Stored items:
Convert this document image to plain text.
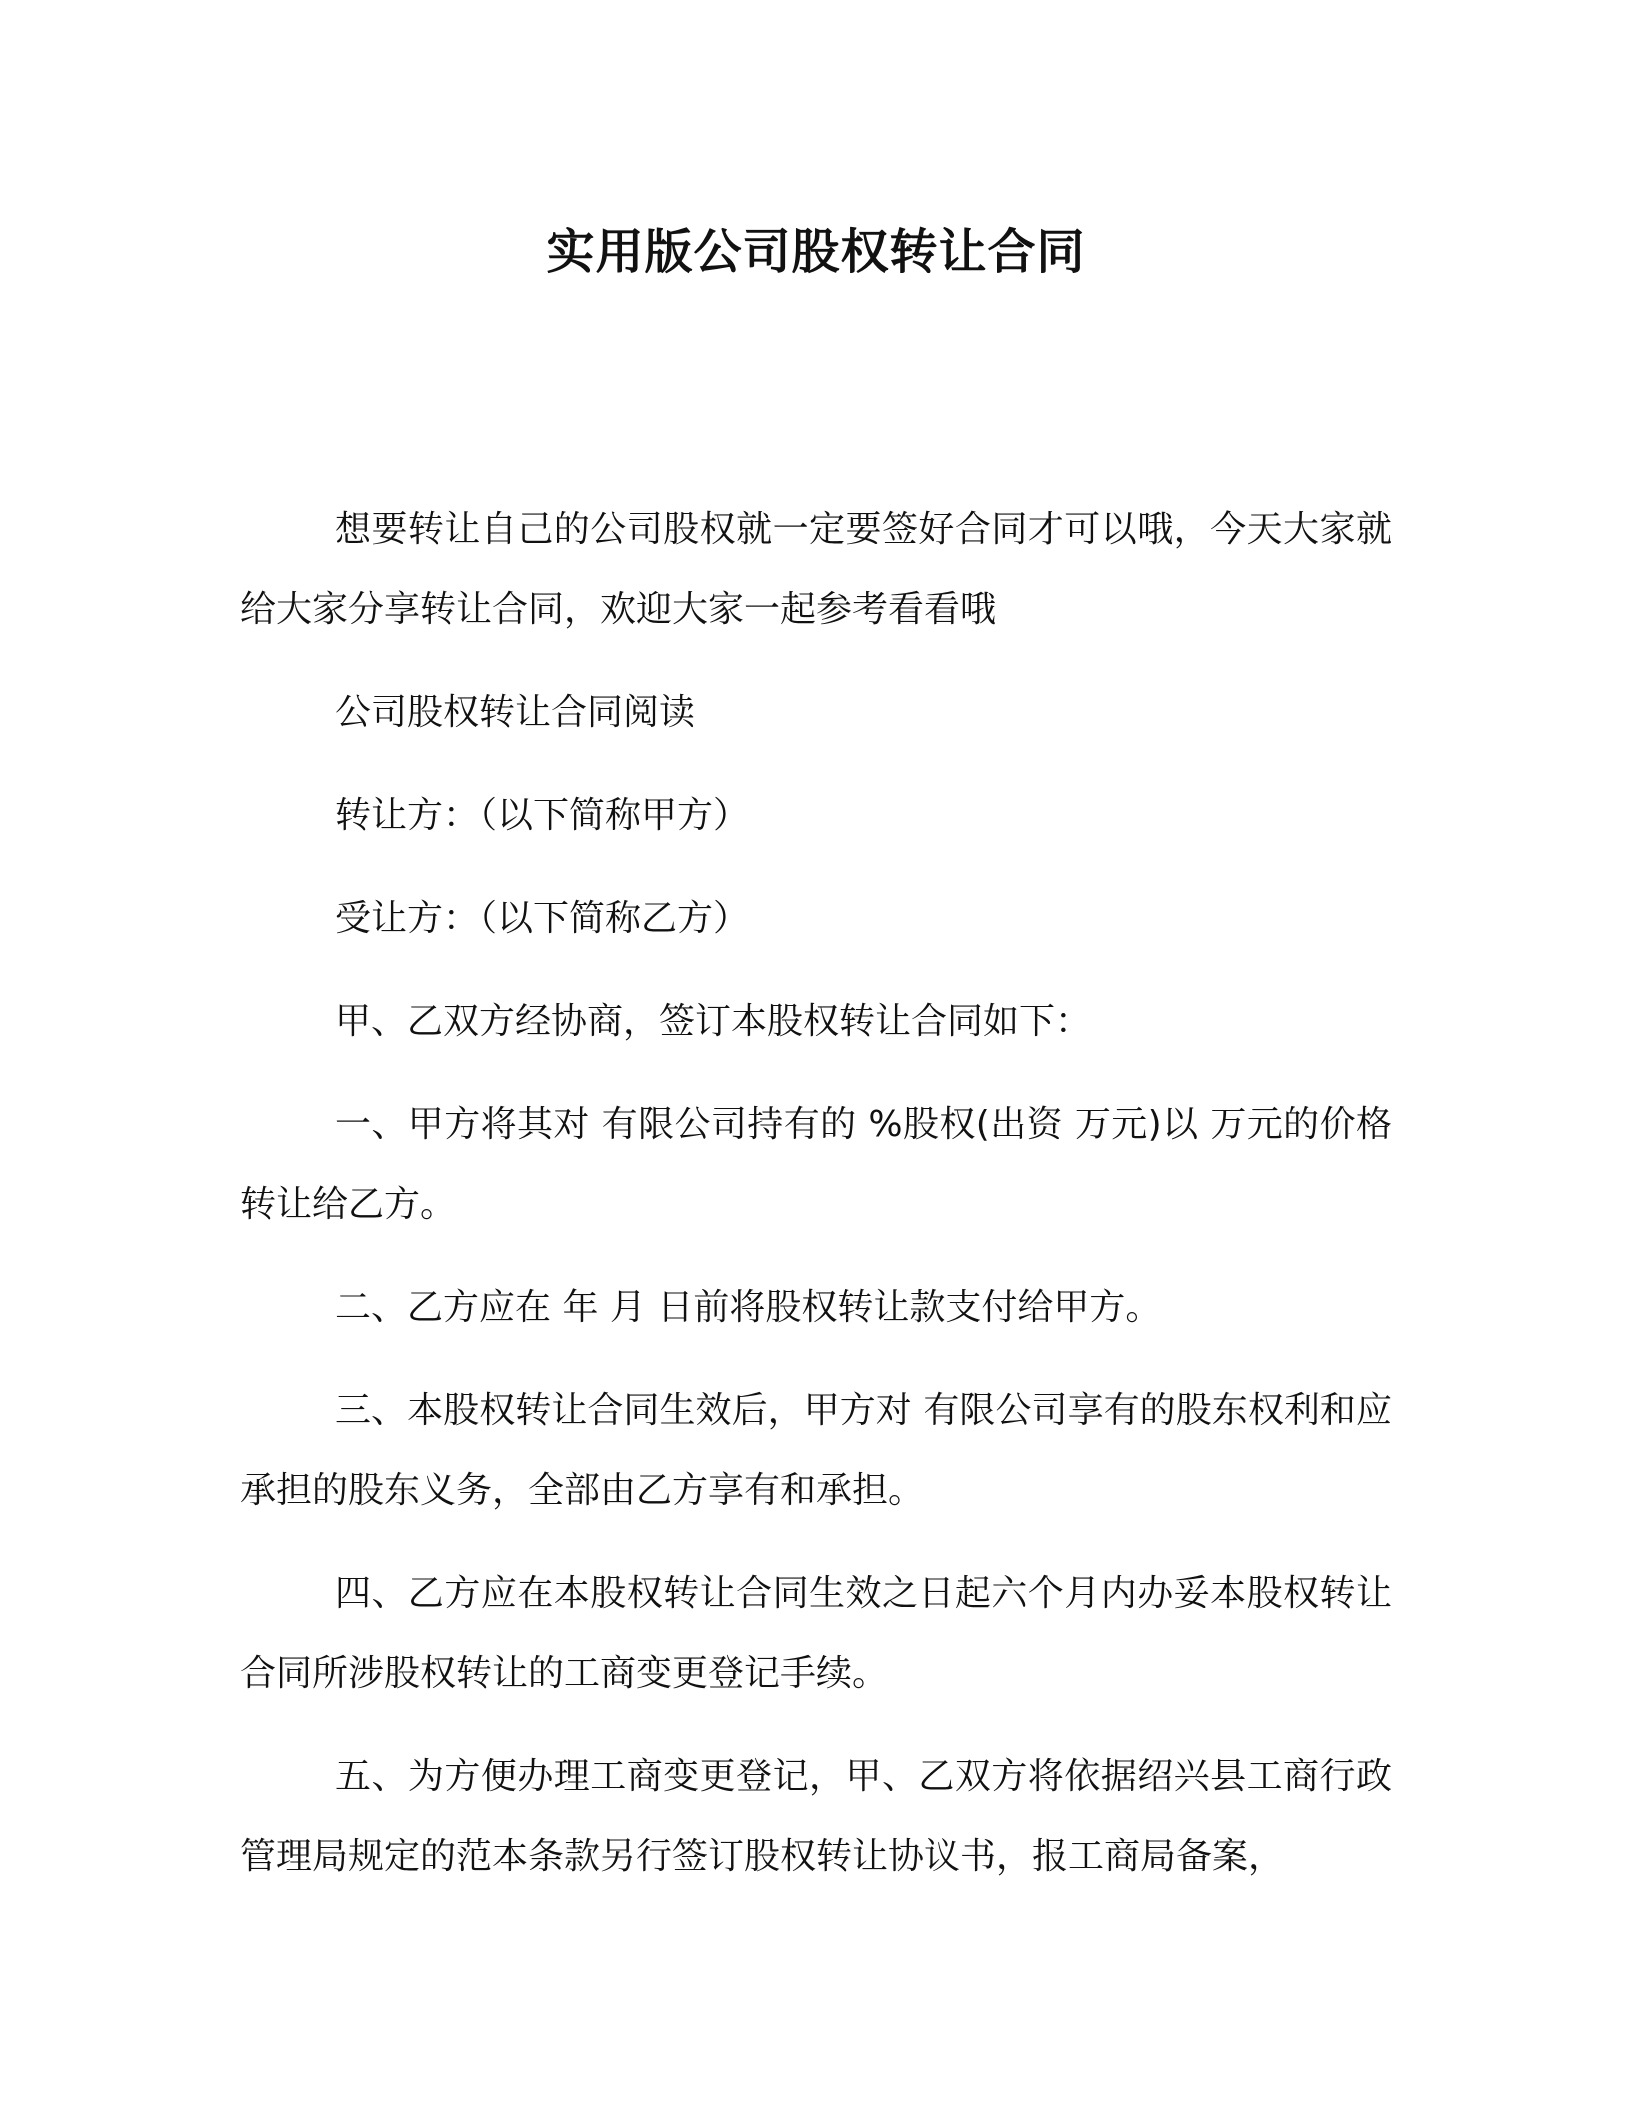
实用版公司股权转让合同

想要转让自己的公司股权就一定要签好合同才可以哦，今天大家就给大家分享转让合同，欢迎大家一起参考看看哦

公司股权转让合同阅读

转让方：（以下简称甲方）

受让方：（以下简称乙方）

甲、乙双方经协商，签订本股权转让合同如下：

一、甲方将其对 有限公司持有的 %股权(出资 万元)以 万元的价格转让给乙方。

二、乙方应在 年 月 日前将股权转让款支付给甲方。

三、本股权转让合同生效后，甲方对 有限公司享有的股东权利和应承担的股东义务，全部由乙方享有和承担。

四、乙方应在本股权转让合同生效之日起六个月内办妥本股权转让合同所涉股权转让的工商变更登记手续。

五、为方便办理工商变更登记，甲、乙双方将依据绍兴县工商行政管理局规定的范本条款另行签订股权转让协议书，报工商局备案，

WORK TO DO:
The data above needs to be retyped exactly, with the images left out.

TASK SOLUTION:
Convert this document image to plain text.
实用版公司股权转让合同

想要转让自己的公司股权就一定要签好合同才可以哦，今天大家就给大家分享转让合同，欢迎大家一起参考看看哦

公司股权转让合同阅读

转让方：（以下简称甲方）

受让方：（以下简称乙方）

甲、乙双方经协商，签订本股权转让合同如下：

一、甲方将其对 有限公司持有的 %股权(出资 万元)以 万元的价格转让给乙方。

二、乙方应在 年 月 日前将股权转让款支付给甲方。

三、本股权转让合同生效后，甲方对 有限公司享有的股东权利和应承担的股东义务，全部由乙方享有和承担。

四、乙方应在本股权转让合同生效之日起六个月内办妥本股权转让合同所涉股权转让的工商变更登记手续。

五、为方便办理工商变更登记，甲、乙双方将依据绍兴县工商行政管理局规定的范本条款另行签订股权转让协议书，报工商局备案，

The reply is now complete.